Task goal - Locate the string "JSON" in the records below. Copy every line where it occurs.

*****

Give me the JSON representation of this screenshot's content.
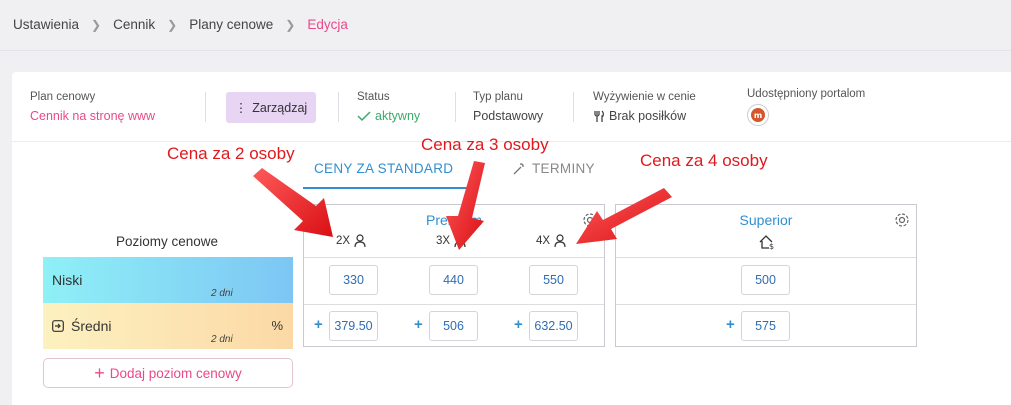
{
  "breadcrumb": [
    "Ustawienia",
    "Cennik",
    "Plany cenowe",
    "Edycja"
  ],
  "info": {
    "plan_label": "Plan cenowy",
    "plan_value": "Cennik na stronę www",
    "manage_label": "Zarządzaj",
    "status_label": "Status",
    "status_value": "aktywny",
    "type_label": "Typ planu",
    "type_value": "Podstawowy",
    "meal_label": "Wyżywienie w cenie",
    "meal_value": "Brak posiłków",
    "portal_label": "Udostępniony portalom",
    "portal_icon_text": "m"
  },
  "tabs": {
    "active": "CENY ZA STANDARD",
    "inactive": "TERMINY"
  },
  "levels": {
    "title": "Poziomy cenowe",
    "items": [
      {
        "name": "Niski",
        "days": "2 dni"
      },
      {
        "name": "Średni",
        "days": "2 dni",
        "suffix": "%"
      }
    ],
    "add_label": "Dodaj poziom cenowy"
  },
  "rooms": [
    {
      "name": "Premium",
      "occupancy": [
        "2X",
        "3X",
        "4X"
      ],
      "row1": [
        "330",
        "440",
        "550"
      ],
      "row2": [
        "379.50",
        "506",
        "632.50"
      ]
    },
    {
      "name": "Superior",
      "row1": [
        "500"
      ],
      "row2": [
        "575"
      ]
    }
  ],
  "annotations": [
    "Cena za 2 osoby",
    "Cena za 3 osoby",
    "Cena za 4 osoby"
  ],
  "colors": {
    "accent": "#e9498a",
    "blue": "#2f8fd1",
    "green": "#3aab6b",
    "annotation": "#e0191e"
  }
}
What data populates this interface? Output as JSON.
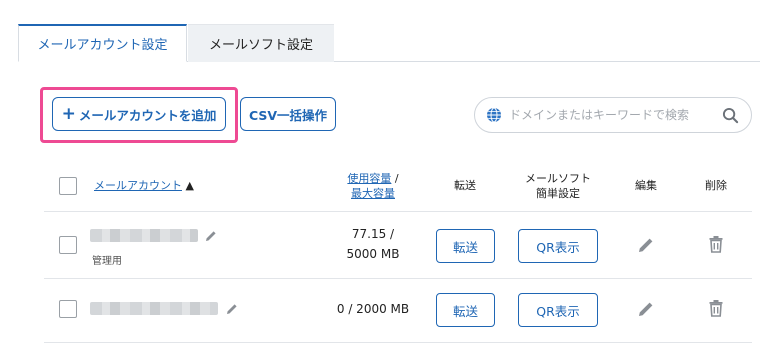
{
  "tabs": {
    "account": "メールアカウント設定",
    "software": "メールソフト設定"
  },
  "actions": {
    "add_account_label": "メールアカウントを追加",
    "add_account_plus": "+",
    "csv_label": "CSV一括操作"
  },
  "search": {
    "placeholder": "ドメインまたはキーワードで検索",
    "value": ""
  },
  "table": {
    "headers": {
      "account": "メールアカウント",
      "account_sort": "▲",
      "usage_line1": "使用容量",
      "usage_sep": " /",
      "usage_line2": "最大容量",
      "forward": "転送",
      "software_line1": "メールソフト",
      "software_line2": "簡単設定",
      "edit": "編集",
      "delete": "削除"
    },
    "rows": [
      {
        "sublabel": "管理用",
        "usage_line1": "77.15 /",
        "usage_line2": "5000 MB",
        "forward_label": "転送",
        "qr_label": "QR表示"
      },
      {
        "sublabel": "",
        "usage_line1": "0 / 2000 MB",
        "usage_line2": "",
        "forward_label": "転送",
        "qr_label": "QR表示"
      }
    ]
  },
  "colors": {
    "accent": "#1f66b4",
    "highlight": "#ee4a93"
  }
}
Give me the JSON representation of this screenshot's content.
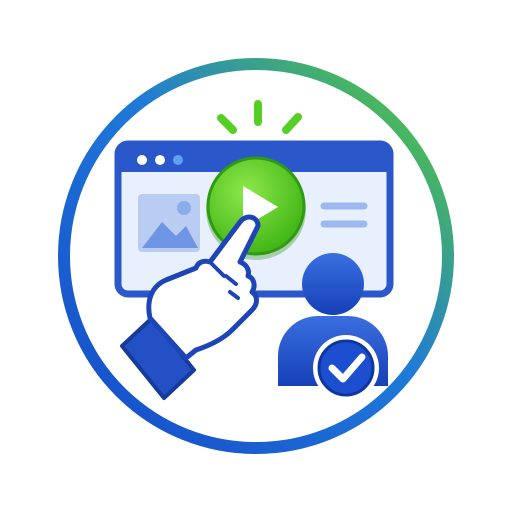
{
  "icon": {
    "subject": "user-clicks-video-play-icon",
    "elements": [
      "outer-ring",
      "sparkle-lines",
      "browser-window",
      "image-placeholder-icon",
      "text-lines",
      "play-button",
      "pointing-hand-cursor",
      "user-avatar-icon",
      "checkmark-badge"
    ]
  },
  "colors": {
    "ring_blue": "#1f5fd6",
    "ring_green": "#57d12c",
    "browser_blue": "#2a57c9",
    "browser_fill": "#e9f0fd",
    "play_green": "#4fc51d",
    "play_green_light": "#7be23b",
    "hand_white": "#ffffff",
    "cuff_blue": "#2350c5",
    "user_blue": "#1d4fcc",
    "check_badge": "#1b4fd0"
  }
}
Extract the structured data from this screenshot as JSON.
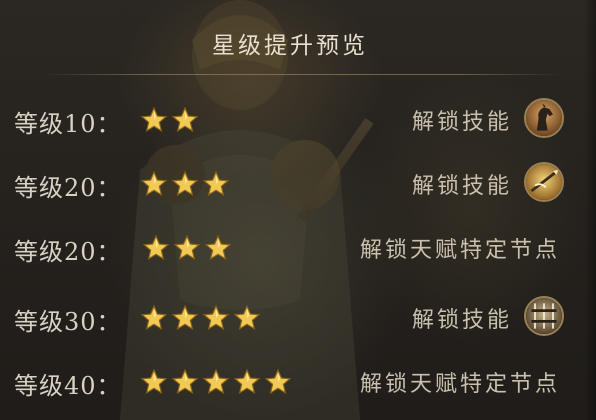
{
  "panel": {
    "title": "星级提升预览"
  },
  "rows": [
    {
      "level_label": "等级10：",
      "stars": 2,
      "reward": "解锁技能",
      "icon": "horse-skill-icon"
    },
    {
      "level_label": "等级20：",
      "stars": 3,
      "reward": "解锁技能",
      "icon": "spear-skill-icon"
    },
    {
      "level_label": "等级20：",
      "stars": 3,
      "reward": "解锁天赋特定节点",
      "icon": ""
    },
    {
      "level_label": "等级30：",
      "stars": 4,
      "reward": "解锁技能",
      "icon": "weapon-rack-skill-icon"
    },
    {
      "level_label": "等级40：",
      "stars": 5,
      "reward": "解锁天赋特定节点",
      "icon": ""
    }
  ],
  "colors": {
    "star_gold": "#f3c955",
    "text": "#d8d1c4",
    "icon_border": "#9a8153"
  }
}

*****

Finished task -
Give me the JSON representation of this screenshot's content.
What data populates this interface? Output as JSON.
Give me the JSON representation of this screenshot's content.
Extract the structured data from this screenshot as JSON.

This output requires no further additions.